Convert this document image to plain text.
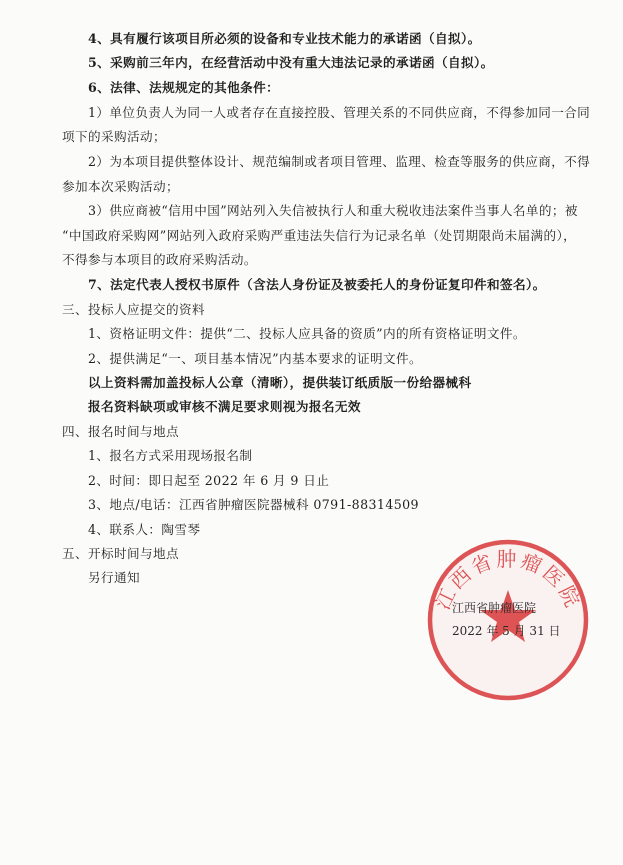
4、具有履行该项目所必须的设备和专业技术能力的承诺函（自拟）。
5、采购前三年内，在经营活动中没有重大违法记录的承诺函（自拟）。
6、法律、法规规定的其他条件：
1）单位负责人为同一人或者存在直接控股、管理关系的不同供应商，不得参加同一合同
项下的采购活动；
2）为本项目提供整体设计、规范编制或者项目管理、监理、检查等服务的供应商，不得
参加本次采购活动；
3）供应商被“信用中国”网站列入失信被执行人和重大税收违法案件当事人名单的；被
“中国政府采购网”网站列入政府采购严重违法失信行为记录名单（处罚期限尚未届满的），
不得参与本项目的政府采购活动。
7、法定代表人授权书原件（含法人身份证及被委托人的身份证复印件和签名）。
三、投标人应提交的资料
1、资格证明文件：提供“二、投标人应具备的资质”内的所有资格证明文件。
2、提供满足“一、项目基本情况”内基本要求的证明文件。
以上资料需加盖投标人公章（清晰），提供装订纸质版一份给器械科
报名资料缺项或审核不满足要求则视为报名无效
四、报名时间与地点
1、报名方式采用现场报名制
2、时间：即日起至 2022 年 6 月 9 日止
3、地点/电话：江西省肿瘤医院器械科 0791-88314509
4、联系人：陶雪琴
五、开标时间与地点
另行通知
江西省肿瘤医院
江西省肿瘤医院
2022 年 5 月 31 日
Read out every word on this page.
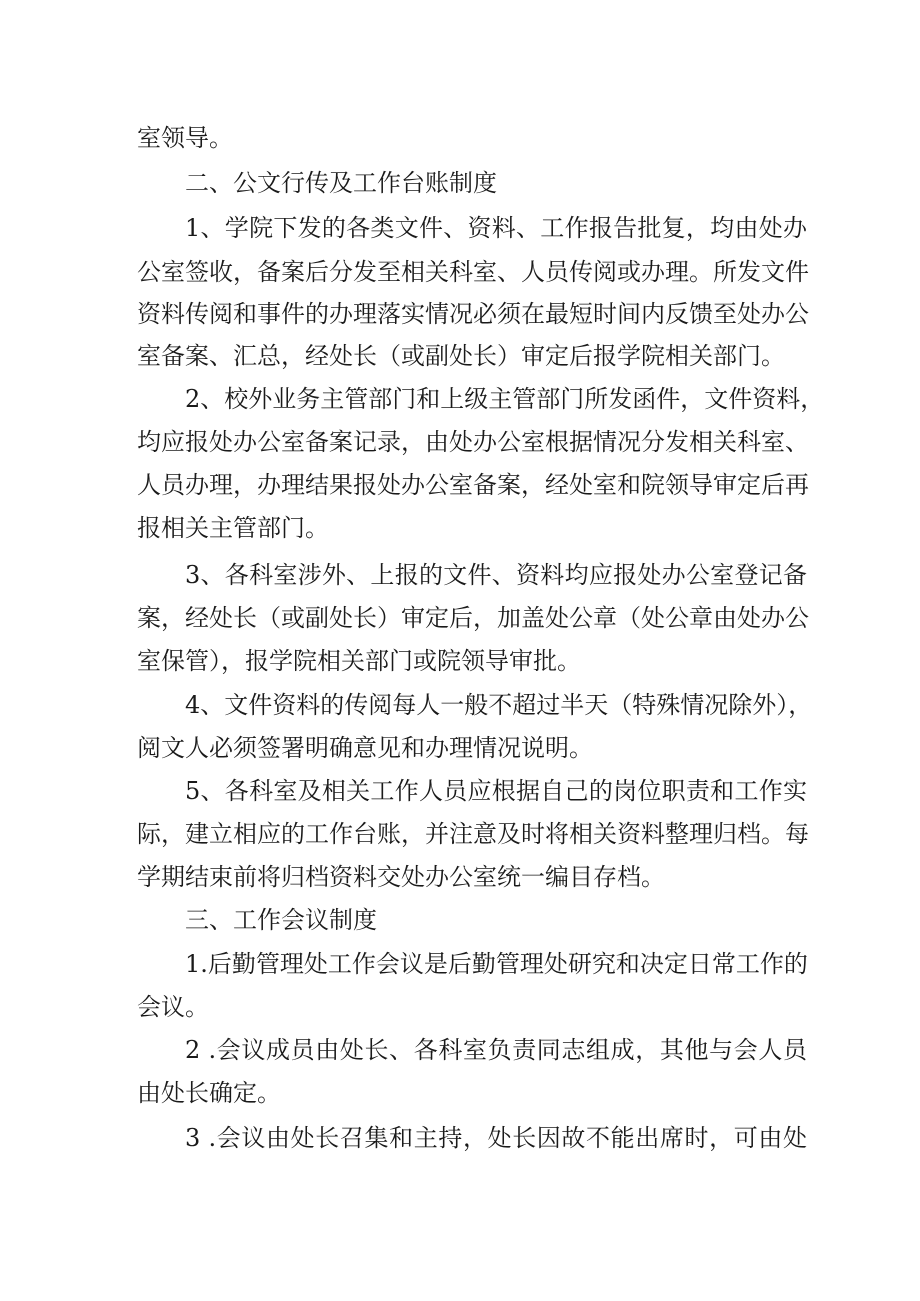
室领导。
二、公文行传及工作台账制度
1、学院下发的各类文件、资料、工作报告批复，均由处办
公室签收，备案后分发至相关科室、人员传阅或办理。所发文件
资料传阅和事件的办理落实情况必须在最短时间内反馈至处办公
室备案、汇总，经处长（或副处长）审定后报学院相关部门。
2、校外业务主管部门和上级主管部门所发函件，文件资料，
均应报处办公室备案记录，由处办公室根据情况分发相关科室、
人员办理，办理结果报处办公室备案，经处室和院领导审定后再
报相关主管部门。
3、各科室涉外、上报的文件、资料均应报处办公室登记备
案，经处长（或副处长）审定后，加盖处公章（处公章由处办公
室保管），报学院相关部门或院领导审批。
4、文件资料的传阅每人一般不超过半天（特殊情况除外），
阅文人必须签署明确意见和办理情况说明。
5、各科室及相关工作人员应根据自己的岗位职责和工作实
际，建立相应的工作台账，并注意及时将相关资料整理归档。每
学期结束前将归档资料交处办公室统一编目存档。
三、工作会议制度
1.后勤管理处工作会议是后勤管理处研究和决定日常工作的
会议。
2 .会议成员由处长、各科室负责同志组成，其他与会人员
由处长确定。
3 .会议由处长召集和主持，处长因故不能出席时，可由处
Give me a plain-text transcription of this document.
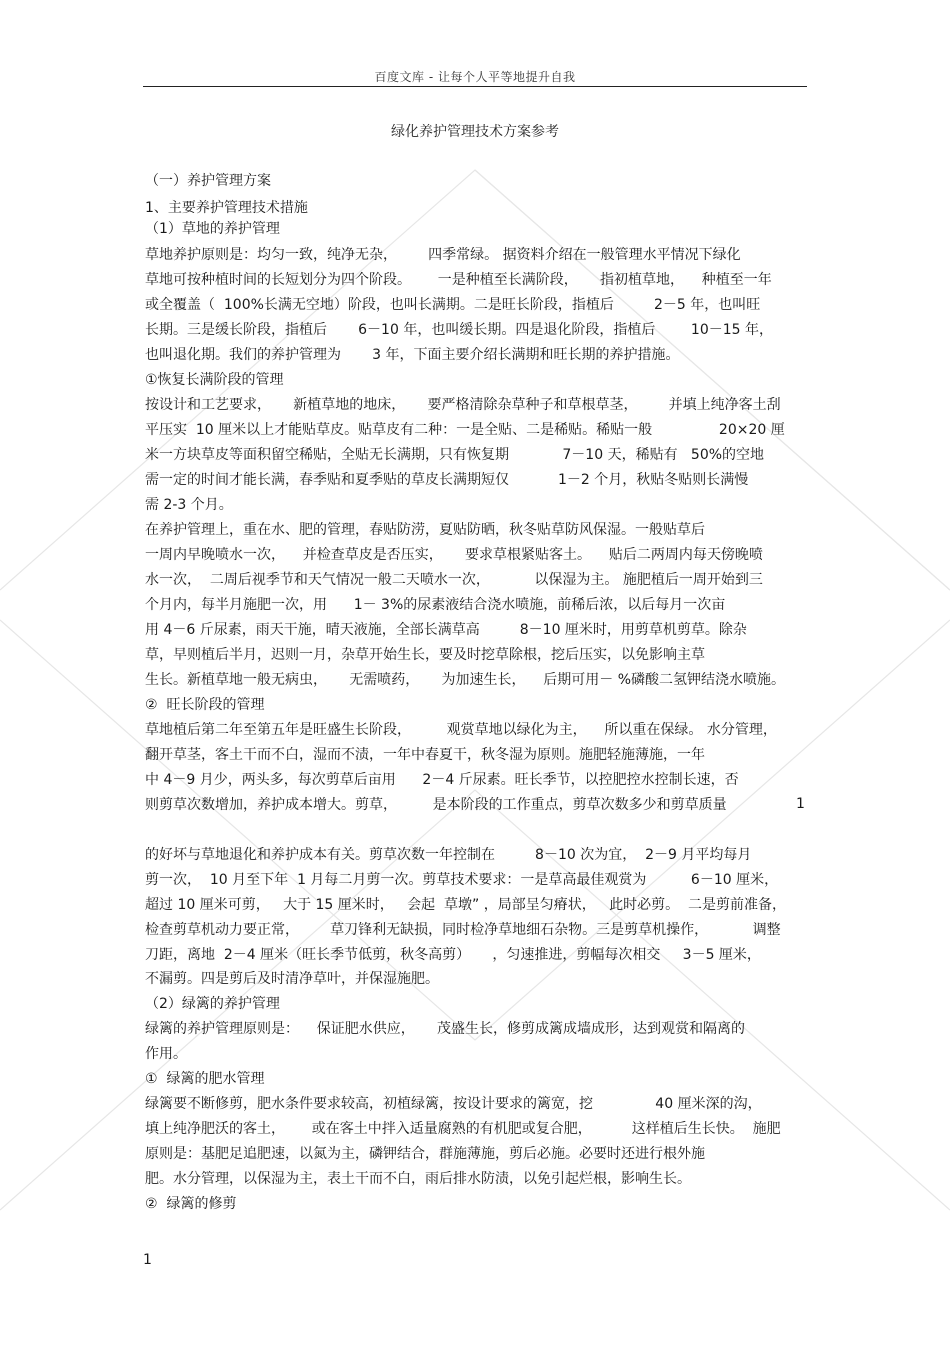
百度文库 - 让每个人平等地提升自我
绿化养护管理技术方案参考
（一）养护管理方案
1、主要养护管理技术措施
（1）草地的养护管理
草地养护原则是：均匀一致，纯净无杂，       四季常绿。 据资料介绍在一般管理水平情况下绿化
草地可按种植时间的长短划分为四个阶段。      一是种植至长满阶段，     指初植草地，    种植至一年
或全覆盖（  100%长满无空地）阶段，也叫长满期。二是旺长阶段，指植后         2－5 年，也叫旺
长期。三是缓长阶段，指植后       6－10 年，也叫缓长期。四是退化阶段，指植后        10－15 年，
也叫退化期。我们的养护管理为       3 年，下面主要介绍长满期和旺长期的养护措施。
①恢复长满阶段的管理
按设计和工艺要求，     新植草地的地床，     要严格清除杂草种子和草根草茎，       并填上纯净客土刮
平压实  10 厘米以上才能贴草皮。贴草皮有二种：一是全贴、二是稀贴。稀贴一般               20×20 厘
米一方块草皮等面积留空稀贴，全贴无长满期，只有恢复期            7－10 天，稀贴有   50%的空地
需一定的时间才能长满，春季贴和夏季贴的草皮长满期短仅           1－2 个月，秋贴冬贴则长满慢
需 2-3 个月。
在养护管理上，重在水、肥的管理，春贴防涝，夏贴防晒，秋冬贴草防风保湿。一般贴草后
一周内早晚喷水一次，    并检查草皮是否压实，     要求草根紧贴客土。    贴后二两周内每天傍晚喷
水一次，  二周后视季节和天气情况一般二天喷水一次，          以保湿为主。 施肥植后一周开始到三
个月内，每半月施肥一次，用      1－ 3%的尿素液结合浇水喷施，前稀后浓，以后每月一次亩
用 4－6 斤尿素，雨天干施，晴天液施，全部长满草高         8－10 厘米时，用剪草机剪草。除杂
草，早则植后半月，迟则一月，杂草开始生长，要及时挖草除根，挖后压实，以免影响主草
生长。新植草地一般无病虫，     无需喷药，     为加速生长，    后期可用－ %磷酸二氢钾结浇水喷施。
②  旺长阶段的管理
草地植后第二年至第五年是旺盛生长阶段，        观赏草地以绿化为主，    所以重在保绿。 水分管理，
翻开草茎，客土干而不白，湿而不渍，一年中春夏干，秋冬湿为原则。施肥轻施薄施，一年
中 4－9 月少，两头多，每次剪草后亩用      2－4 斤尿素。旺长季节，以控肥控水控制长速，否
则剪草次数增加，养护成本增大。剪草，        是本阶段的工作重点，剪草次数多少和剪草质量
的好坏与草地退化和养护成本有关。剪草次数一年控制在         8－10 次为宜，  2－9 月平均每月
剪一次，  10 月至下年  1 月每二月剪一次。剪草技术要求：一是草高最佳观赏为          6－10 厘米，
超过 10 厘米可剪，   大于 15 厘米时，   会起  草墩” ，局部呈匀瘠状，   此时必剪。  二是剪前准备，
检查剪草机动力要正常，       草刀锋利无缺损，同时检净草地细石杂物。三是剪草机操作，          调整
刀距，离地  2－4 厘米（旺长季节低剪，秋冬高剪）     ，匀速推进，剪幅每次相交     3－5 厘米，
不漏剪。四是剪后及时清净草叶，并保湿施肥。
（2）绿篱的养护管理
绿篱的养护管理原则是：    保证肥水供应，     茂盛生长，修剪成篱成墙成形，达到观赏和隔离的
作用。
①  绿篱的肥水管理
绿篱要不断修剪，肥水条件要求较高，初植绿篱，按设计要求的篱宽，挖              40 厘米深的沟，
填上纯净肥沃的客土，      或在客土中拌入适量腐熟的有机肥或复合肥，         这样植后生长快。  施肥
原则是：基肥足追肥速，以氮为主，磷钾结合，群施薄施，剪后必施。必要时还进行根外施
肥。水分管理，以保湿为主，表土干而不白，雨后排水防渍，以免引起烂根，影响生长。
②  绿篱的修剪
1
1
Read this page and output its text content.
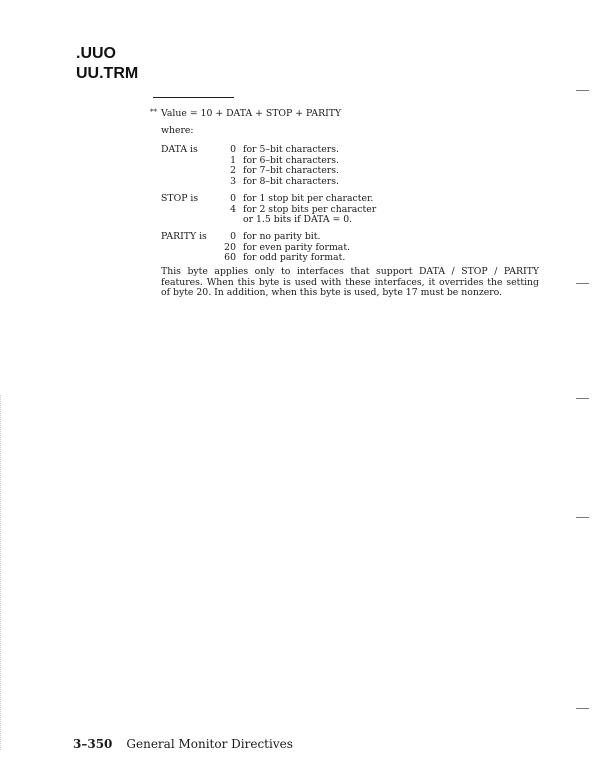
.UUO
UU.TRM
** Value = 10 + DATA + STOP + PARITY
where:
DATA is	0 for 5–bit characters.
1 for 6–bit characters.
2 for 7–bit characters.
3 for 8–bit characters.
STOP is	0 for 1 stop bit per character.
4 for 2 stop bits per character
or 1.5 bits if DATA = 0.
PARITY is	0 for no parity bit.
20 for even parity format.
60 for odd parity format.
This byte applies only to interfaces that support DATA / STOP / PARITY features. When this byte is used with these interfaces, it overrides the setting of byte 20. In addition, when this byte is used, byte 17 must be nonzero.
3–350 General Monitor Directives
• • •
* PROBLEM TO WORK ON:
Pictures are to be left out; the records above must be repeated word for word.

* FULL RESPONSE:
Convert this document image to plain text.
4、具有履行该项目所必须的设备和专业技术能力的承诺函（自拟）。
5、采购前三年内，在经营活动中没有重大违法记录的承诺函（自拟）。
6、法律、法规规定的其他条件：
1）单位负责人为同一人或者存在直接控股、管理关系的不同供应商，不得参加同一合同
项下的采购活动；
2）为本项目提供整体设计、规范编制或者项目管理、监理、检查等服务的供应商，不得
参加本次采购活动；
3）供应商被“信用中国”网站列入失信被执行人和重大税收违法案件当事人名单的；被
“中国政府采购网”网站列入政府采购严重违法失信行为记录名单（处罚期限尚未届满的），
不得参与本项目的政府采购活动。
7、法定代表人授权书原件（含法人身份证及被委托人的身份证复印件和签名）。
三、投标人应提交的资料
1、资格证明文件：提供“二、投标人应具备的资质”内的所有资格证明文件。
2、提供满足“一、项目基本情况”内基本要求的证明文件。
以上资料需加盖投标人公章（清晰），提供装订纸质版一份给器械科
报名资料缺项或审核不满足要求则视为报名无效
四、报名时间与地点
1、报名方式采用现场报名制
2、时间：即日起至 2022 年 6 月 9 日止
3、地点/电话：江西省肿瘤医院器械科 0791-88314509
4、联系人：陶雪琴
五、开标时间与地点
另行通知
江西省肿瘤医院
江西省肿瘤医院
2022 年 5 月 31 日
Read out every word on this page.
室领导。
二、公文行传及工作台账制度
1、学院下发的各类文件、资料、工作报告批复，均由处办
公室签收，备案后分发至相关科室、人员传阅或办理。所发文件
资料传阅和事件的办理落实情况必须在最短时间内反馈至处办公
室备案、汇总，经处长（或副处长）审定后报学院相关部门。
2、校外业务主管部门和上级主管部门所发函件，文件资料，
均应报处办公室备案记录，由处办公室根据情况分发相关科室、
人员办理，办理结果报处办公室备案，经处室和院领导审定后再
报相关主管部门。
3、各科室涉外、上报的文件、资料均应报处办公室登记备
案，经处长（或副处长）审定后，加盖处公章（处公章由处办公
室保管），报学院相关部门或院领导审批。
4、文件资料的传阅每人一般不超过半天（特殊情况除外），
阅文人必须签署明确意见和办理情况说明。
5、各科室及相关工作人员应根据自己的岗位职责和工作实
际，建立相应的工作台账，并注意及时将相关资料整理归档。每
学期结束前将归档资料交处办公室统一编目存档。
三、工作会议制度
1.后勤管理处工作会议是后勤管理处研究和决定日常工作的
会议。
2 .会议成员由处长、各科室负责同志组成，其他与会人员
由处长确定。
3 .会议由处长召集和主持，处长因故不能出席时，可由处
Give me a plain-text transcription of this document.
百度文库 - 让每个人平等地提升自我
绿化养护管理技术方案参考
（一）养护管理方案
1、主要养护管理技术措施
（1）草地的养护管理
草地养护原则是：均匀一致，纯净无杂，       四季常绿。 据资料介绍在一般管理水平情况下绿化
草地可按种植时间的长短划分为四个阶段。      一是种植至长满阶段，     指初植草地，    种植至一年
或全覆盖（  100%长满无空地）阶段，也叫长满期。二是旺长阶段，指植后         2－5 年，也叫旺
长期。三是缓长阶段，指植后       6－10 年，也叫缓长期。四是退化阶段，指植后        10－15 年，
也叫退化期。我们的养护管理为       3 年，下面主要介绍长满期和旺长期的养护措施。
①恢复长满阶段的管理
按设计和工艺要求，     新植草地的地床，     要严格清除杂草种子和草根草茎，       并填上纯净客土刮
平压实  10 厘米以上才能贴草皮。贴草皮有二种：一是全贴、二是稀贴。稀贴一般               20×20 厘
米一方块草皮等面积留空稀贴，全贴无长满期，只有恢复期            7－10 天，稀贴有   50%的空地
需一定的时间才能长满，春季贴和夏季贴的草皮长满期短仅           1－2 个月，秋贴冬贴则长满慢
需 2-3 个月。
在养护管理上，重在水、肥的管理，春贴防涝，夏贴防晒，秋冬贴草防风保湿。一般贴草后
一周内早晚喷水一次，    并检查草皮是否压实，     要求草根紧贴客土。    贴后二两周内每天傍晚喷
水一次，  二周后视季节和天气情况一般二天喷水一次，          以保湿为主。 施肥植后一周开始到三
个月内，每半月施肥一次，用      1－ 3%的尿素液结合浇水喷施，前稀后浓，以后每月一次亩
用 4－6 斤尿素，雨天干施，晴天液施，全部长满草高         8－10 厘米时，用剪草机剪草。除杂
草，早则植后半月，迟则一月，杂草开始生长，要及时挖草除根，挖后压实，以免影响主草
生长。新植草地一般无病虫，     无需喷药，     为加速生长，    后期可用－ %磷酸二氢钾结浇水喷施。
②  旺长阶段的管理
草地植后第二年至第五年是旺盛生长阶段，        观赏草地以绿化为主，    所以重在保绿。 水分管理，
翻开草茎，客土干而不白，湿而不渍，一年中春夏干，秋冬湿为原则。施肥轻施薄施，一年
中 4－9 月少，两头多，每次剪草后亩用      2－4 斤尿素。旺长季节，以控肥控水控制长速，否
则剪草次数增加，养护成本增大。剪草，        是本阶段的工作重点，剪草次数多少和剪草质量
的好坏与草地退化和养护成本有关。剪草次数一年控制在         8－10 次为宜，  2－9 月平均每月
剪一次，  10 月至下年  1 月每二月剪一次。剪草技术要求：一是草高最佳观赏为          6－10 厘米，
超过 10 厘米可剪，   大于 15 厘米时，   会起  草墩” ，局部呈匀瘠状，   此时必剪。  二是剪前准备，
检查剪草机动力要正常，       草刀锋利无缺损，同时检净草地细石杂物。三是剪草机操作，          调整
刀距，离地  2－4 厘米（旺长季节低剪，秋冬高剪）     ，匀速推进，剪幅每次相交     3－5 厘米，
不漏剪。四是剪后及时清净草叶，并保湿施肥。
（2）绿篱的养护管理
绿篱的养护管理原则是：    保证肥水供应，     茂盛生长，修剪成篱成墙成形，达到观赏和隔离的
作用。
①  绿篱的肥水管理
绿篱要不断修剪，肥水条件要求较高，初植绿篱，按设计要求的篱宽，挖              40 厘米深的沟，
填上纯净肥沃的客土，      或在客土中拌入适量腐熟的有机肥或复合肥，         这样植后生长快。  施肥
原则是：基肥足追肥速，以氮为主，磷钾结合，群施薄施，剪后必施。必要时还进行根外施
肥。水分管理，以保湿为主，表土干而不白，雨后排水防渍，以免引起烂根，影响生长。
②  绿篱的修剪
1
1
Read this page and output its text content.
.UUO
UU.TRM
** Value = 10 + DATA + STOP + PARITY
where:
DATA is	0 for 5–bit characters.
1 for 6–bit characters.
2 for 7–bit characters.
3 for 8–bit characters.
STOP is	0 for 1 stop bit per character.
4 for 2 stop bits per character
or 1.5 bits if DATA = 0.
PARITY is	0 for no parity bit.
20 for even parity format.
60 for odd parity format.
This byte applies only to interfaces that support DATA / STOP / PARITY features. When this byte is used with these interfaces, it overrides the setting of byte 20. In addition, when this byte is used, byte 17 must be nonzero.
3–350 General Monitor Directives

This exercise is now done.